__WRITTEN REQUEST__
Reproduce all the lines exactly as they stand, apart from the pictures.

__RECORDS TO USE__
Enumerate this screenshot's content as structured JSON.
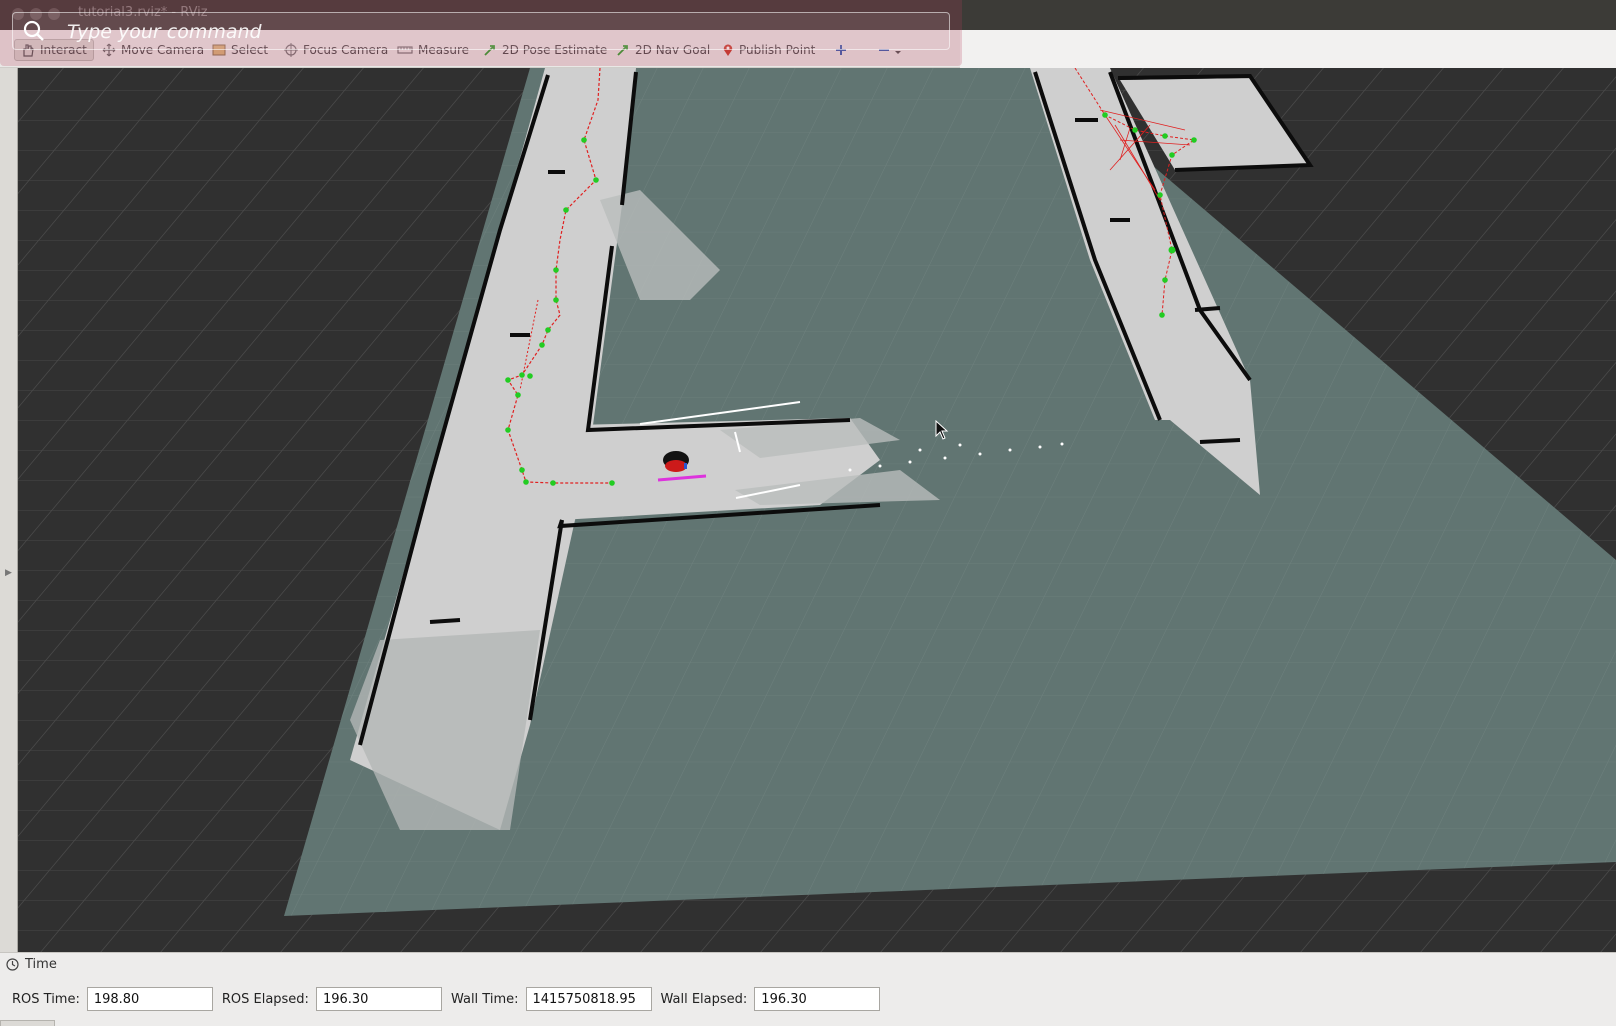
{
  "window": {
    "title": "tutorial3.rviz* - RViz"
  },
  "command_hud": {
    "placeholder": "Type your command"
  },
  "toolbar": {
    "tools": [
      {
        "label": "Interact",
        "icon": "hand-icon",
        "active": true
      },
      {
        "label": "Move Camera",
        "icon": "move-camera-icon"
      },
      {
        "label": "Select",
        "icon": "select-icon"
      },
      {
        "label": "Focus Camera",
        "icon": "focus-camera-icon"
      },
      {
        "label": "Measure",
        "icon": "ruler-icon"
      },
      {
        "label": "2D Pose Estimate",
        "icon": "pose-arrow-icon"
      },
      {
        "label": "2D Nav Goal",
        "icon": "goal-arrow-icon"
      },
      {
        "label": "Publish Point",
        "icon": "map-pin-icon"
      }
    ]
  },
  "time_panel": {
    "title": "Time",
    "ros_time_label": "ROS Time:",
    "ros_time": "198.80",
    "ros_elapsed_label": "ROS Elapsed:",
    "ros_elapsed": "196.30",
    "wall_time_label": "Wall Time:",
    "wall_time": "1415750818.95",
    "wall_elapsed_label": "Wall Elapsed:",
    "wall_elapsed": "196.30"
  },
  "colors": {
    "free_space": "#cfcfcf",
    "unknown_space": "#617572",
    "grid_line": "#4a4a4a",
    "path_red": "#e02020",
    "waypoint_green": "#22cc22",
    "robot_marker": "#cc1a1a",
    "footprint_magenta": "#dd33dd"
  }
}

__RESPONSE__
Enumerate this screenshot's content as structured JSON.
{
  "window": {
    "title": "tutorial3.rviz* - RViz"
  },
  "command_hud": {
    "placeholder": "Type your command"
  },
  "toolbar": {
    "tools": [
      {
        "label": "Interact",
        "icon": "hand-icon",
        "active": true
      },
      {
        "label": "Move Camera",
        "icon": "move-camera-icon"
      },
      {
        "label": "Select",
        "icon": "select-icon"
      },
      {
        "label": "Focus Camera",
        "icon": "focus-camera-icon"
      },
      {
        "label": "Measure",
        "icon": "ruler-icon"
      },
      {
        "label": "2D Pose Estimate",
        "icon": "pose-arrow-icon"
      },
      {
        "label": "2D Nav Goal",
        "icon": "goal-arrow-icon"
      },
      {
        "label": "Publish Point",
        "icon": "map-pin-icon"
      }
    ]
  },
  "time_panel": {
    "title": "Time",
    "ros_time_label": "ROS Time:",
    "ros_time": "198.80",
    "ros_elapsed_label": "ROS Elapsed:",
    "ros_elapsed": "196.30",
    "wall_time_label": "Wall Time:",
    "wall_time": "1415750818.95",
    "wall_elapsed_label": "Wall Elapsed:",
    "wall_elapsed": "196.30"
  },
  "colors": {
    "free_space": "#cfcfcf",
    "unknown_space": "#617572",
    "grid_line": "#4a4a4a",
    "path_red": "#e02020",
    "waypoint_green": "#22cc22",
    "robot_marker": "#cc1a1a",
    "footprint_magenta": "#dd33dd"
  }
}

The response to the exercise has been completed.